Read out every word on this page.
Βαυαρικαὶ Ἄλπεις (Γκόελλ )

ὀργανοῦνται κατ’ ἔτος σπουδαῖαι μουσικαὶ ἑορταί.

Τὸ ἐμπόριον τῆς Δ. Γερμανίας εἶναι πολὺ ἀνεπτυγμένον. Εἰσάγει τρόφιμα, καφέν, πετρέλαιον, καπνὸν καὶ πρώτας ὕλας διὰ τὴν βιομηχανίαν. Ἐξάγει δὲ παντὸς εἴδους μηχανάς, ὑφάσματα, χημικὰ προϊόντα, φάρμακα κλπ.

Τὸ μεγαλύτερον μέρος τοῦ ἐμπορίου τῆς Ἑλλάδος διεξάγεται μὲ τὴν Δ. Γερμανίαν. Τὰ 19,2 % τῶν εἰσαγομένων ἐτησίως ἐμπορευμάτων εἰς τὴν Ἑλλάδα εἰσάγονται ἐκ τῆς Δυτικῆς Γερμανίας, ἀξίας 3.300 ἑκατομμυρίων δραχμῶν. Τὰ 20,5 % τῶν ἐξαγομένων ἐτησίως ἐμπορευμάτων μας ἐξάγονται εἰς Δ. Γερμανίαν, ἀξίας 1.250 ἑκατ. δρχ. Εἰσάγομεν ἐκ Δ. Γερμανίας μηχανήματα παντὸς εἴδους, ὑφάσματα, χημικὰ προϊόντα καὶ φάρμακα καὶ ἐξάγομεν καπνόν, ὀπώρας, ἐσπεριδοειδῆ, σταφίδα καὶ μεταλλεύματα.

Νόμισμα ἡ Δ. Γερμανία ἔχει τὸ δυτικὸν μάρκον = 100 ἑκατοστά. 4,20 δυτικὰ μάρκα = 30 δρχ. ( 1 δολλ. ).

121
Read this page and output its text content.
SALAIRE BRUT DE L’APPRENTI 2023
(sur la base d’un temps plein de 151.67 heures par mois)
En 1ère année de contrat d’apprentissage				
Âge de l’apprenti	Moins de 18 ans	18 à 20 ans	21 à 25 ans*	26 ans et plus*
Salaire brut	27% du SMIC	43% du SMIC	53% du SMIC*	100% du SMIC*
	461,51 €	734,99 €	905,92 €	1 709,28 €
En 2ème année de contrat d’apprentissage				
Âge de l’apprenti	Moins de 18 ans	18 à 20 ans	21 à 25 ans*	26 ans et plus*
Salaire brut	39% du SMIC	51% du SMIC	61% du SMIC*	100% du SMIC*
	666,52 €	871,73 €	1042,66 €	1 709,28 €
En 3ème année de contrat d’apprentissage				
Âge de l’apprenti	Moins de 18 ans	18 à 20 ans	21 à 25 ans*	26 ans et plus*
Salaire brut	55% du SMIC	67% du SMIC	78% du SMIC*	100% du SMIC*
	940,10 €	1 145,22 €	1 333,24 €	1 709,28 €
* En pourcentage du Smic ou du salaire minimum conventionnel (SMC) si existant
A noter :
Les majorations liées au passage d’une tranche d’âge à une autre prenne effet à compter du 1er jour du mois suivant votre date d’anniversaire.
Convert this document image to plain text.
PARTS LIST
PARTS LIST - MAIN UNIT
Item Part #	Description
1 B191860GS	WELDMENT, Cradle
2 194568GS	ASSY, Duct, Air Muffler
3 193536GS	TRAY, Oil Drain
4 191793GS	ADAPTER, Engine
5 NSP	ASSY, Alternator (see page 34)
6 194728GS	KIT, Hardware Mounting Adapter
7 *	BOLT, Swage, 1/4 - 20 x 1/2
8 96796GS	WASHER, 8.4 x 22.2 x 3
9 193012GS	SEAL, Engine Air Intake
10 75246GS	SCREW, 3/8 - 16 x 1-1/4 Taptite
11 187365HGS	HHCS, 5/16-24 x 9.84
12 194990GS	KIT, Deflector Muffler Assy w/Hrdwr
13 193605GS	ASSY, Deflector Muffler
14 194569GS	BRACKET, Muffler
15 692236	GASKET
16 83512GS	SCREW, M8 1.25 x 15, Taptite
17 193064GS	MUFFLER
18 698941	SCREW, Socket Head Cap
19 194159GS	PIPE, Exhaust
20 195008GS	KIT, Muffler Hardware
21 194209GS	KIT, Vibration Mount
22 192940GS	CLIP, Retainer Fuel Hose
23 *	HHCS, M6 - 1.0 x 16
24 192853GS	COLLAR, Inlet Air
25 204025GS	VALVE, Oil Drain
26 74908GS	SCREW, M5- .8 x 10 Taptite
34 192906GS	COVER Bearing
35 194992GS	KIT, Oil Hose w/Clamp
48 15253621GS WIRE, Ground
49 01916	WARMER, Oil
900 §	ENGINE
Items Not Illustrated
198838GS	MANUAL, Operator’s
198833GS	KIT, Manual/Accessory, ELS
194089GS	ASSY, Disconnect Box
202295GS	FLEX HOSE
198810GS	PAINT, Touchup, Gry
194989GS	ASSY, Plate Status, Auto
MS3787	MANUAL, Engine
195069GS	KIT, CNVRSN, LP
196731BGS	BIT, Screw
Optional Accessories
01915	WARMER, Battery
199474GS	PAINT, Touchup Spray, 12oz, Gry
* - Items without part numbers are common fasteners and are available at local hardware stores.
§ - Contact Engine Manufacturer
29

--- --- ---

§ What the task asks
Transcribe the data. Leave every line exactly as it is.

§ Answer in full
Read out every word on this page.
Βαυαρικαὶ Ἄλπεις (Γκόελλ )

ὀργανοῦνται κατ’ ἔτος σπουδαῖαι μουσικαὶ ἑορταί.

Τὸ ἐμπόριον τῆς Δ. Γερμανίας εἶναι πολὺ ἀνεπτυγμένον. Εἰσάγει τρόφιμα, καφέν, πετρέλαιον, καπνὸν καὶ πρώτας ὕλας διὰ τὴν βιομηχανίαν. Ἐξάγει δὲ παντὸς εἴδους μηχανάς, ὑφάσματα, χημικὰ προϊόντα, φάρμακα κλπ.

Τὸ μεγαλύτερον μέρος τοῦ ἐμπορίου τῆς Ἑλλάδος διεξάγεται μὲ τὴν Δ. Γερμανίαν. Τὰ 19,2 % τῶν εἰσαγομένων ἐτησίως ἐμπορευμάτων εἰς τὴν Ἑλλάδα εἰσάγονται ἐκ τῆς Δυτικῆς Γερμανίας, ἀξίας 3.300 ἑκατομμυρίων δραχμῶν. Τὰ 20,5 % τῶν ἐξαγομένων ἐτησίως ἐμπορευμάτων μας ἐξάγονται εἰς Δ. Γερμανίαν, ἀξίας 1.250 ἑκατ. δρχ. Εἰσάγομεν ἐκ Δ. Γερμανίας μηχανήματα παντὸς εἴδους, ὑφάσματα, χημικὰ προϊόντα καὶ φάρμακα καὶ ἐξάγομεν καπνόν, ὀπώρας, ἐσπεριδοειδῆ, σταφίδα καὶ μεταλλεύματα.

Νόμισμα ἡ Δ. Γερμανία ἔχει τὸ δυτικὸν μάρκον = 100 ἑκατοστά. 4,20 δυτικὰ μάρκα = 30 δρχ. ( 1 δολλ. ).

121
Read this page and output its text content.
SALAIRE BRUT DE L’APPRENTI 2023
(sur la base d’un temps plein de 151.67 heures par mois)
En 1ère année de contrat d’apprentissage				
Âge de l’apprenti	Moins de 18 ans	18 à 20 ans	21 à 25 ans*	26 ans et plus*
Salaire brut	27% du SMIC	43% du SMIC	53% du SMIC*	100% du SMIC*
	461,51 €	734,99 €	905,92 €	1 709,28 €
En 2ème année de contrat d’apprentissage				
Âge de l’apprenti	Moins de 18 ans	18 à 20 ans	21 à 25 ans*	26 ans et plus*
Salaire brut	39% du SMIC	51% du SMIC	61% du SMIC*	100% du SMIC*
	666,52 €	871,73 €	1042,66 €	1 709,28 €
En 3ème année de contrat d’apprentissage				
Âge de l’apprenti	Moins de 18 ans	18 à 20 ans	21 à 25 ans*	26 ans et plus*
Salaire brut	55% du SMIC	67% du SMIC	78% du SMIC*	100% du SMIC*
	940,10 €	1 145,22 €	1 333,24 €	1 709,28 €
* En pourcentage du Smic ou du salaire minimum conventionnel (SMC) si existant
A noter :
Les majorations liées au passage d’une tranche d’âge à une autre prenne effet à compter du 1er jour du mois suivant votre date d’anniversaire.
Convert this document image to plain text.
PARTS LIST
PARTS LIST - MAIN UNIT
Item Part #	Description
1 B191860GS	WELDMENT, Cradle
2 194568GS	ASSY, Duct, Air Muffler
3 193536GS	TRAY, Oil Drain
4 191793GS	ADAPTER, Engine
5 NSP	ASSY, Alternator (see page 34)
6 194728GS	KIT, Hardware Mounting Adapter
7 *	BOLT, Swage, 1/4 - 20 x 1/2
8 96796GS	WASHER, 8.4 x 22.2 x 3
9 193012GS	SEAL, Engine Air Intake
10 75246GS	SCREW, 3/8 - 16 x 1-1/4 Taptite
11 187365HGS	HHCS, 5/16-24 x 9.84
12 194990GS	KIT, Deflector Muffler Assy w/Hrdwr
13 193605GS	ASSY, Deflector Muffler
14 194569GS	BRACKET, Muffler
15 692236	GASKET
16 83512GS	SCREW, M8 1.25 x 15, Taptite
17 193064GS	MUFFLER
18 698941	SCREW, Socket Head Cap
19 194159GS	PIPE, Exhaust
20 195008GS	KIT, Muffler Hardware
21 194209GS	KIT, Vibration Mount
22 192940GS	CLIP, Retainer Fuel Hose
23 *	HHCS, M6 - 1.0 x 16
24 192853GS	COLLAR, Inlet Air
25 204025GS	VALVE, Oil Drain
26 74908GS	SCREW, M5- .8 x 10 Taptite
34 192906GS	COVER Bearing
35 194992GS	KIT, Oil Hose w/Clamp
48 15253621GS WIRE, Ground
49 01916	WARMER, Oil
900 §	ENGINE
Items Not Illustrated
198838GS	MANUAL, Operator’s
198833GS	KIT, Manual/Accessory, ELS
194089GS	ASSY, Disconnect Box
202295GS	FLEX HOSE
198810GS	PAINT, Touchup, Gry
194989GS	ASSY, Plate Status, Auto
MS3787	MANUAL, Engine
195069GS	KIT, CNVRSN, LP
196731BGS	BIT, Screw
Optional Accessories
01915	WARMER, Battery
199474GS	PAINT, Touchup Spray, 12oz, Gry
* - Items without part numbers are common fasteners and are available at local hardware stores.
§ - Contact Engine Manufacturer
29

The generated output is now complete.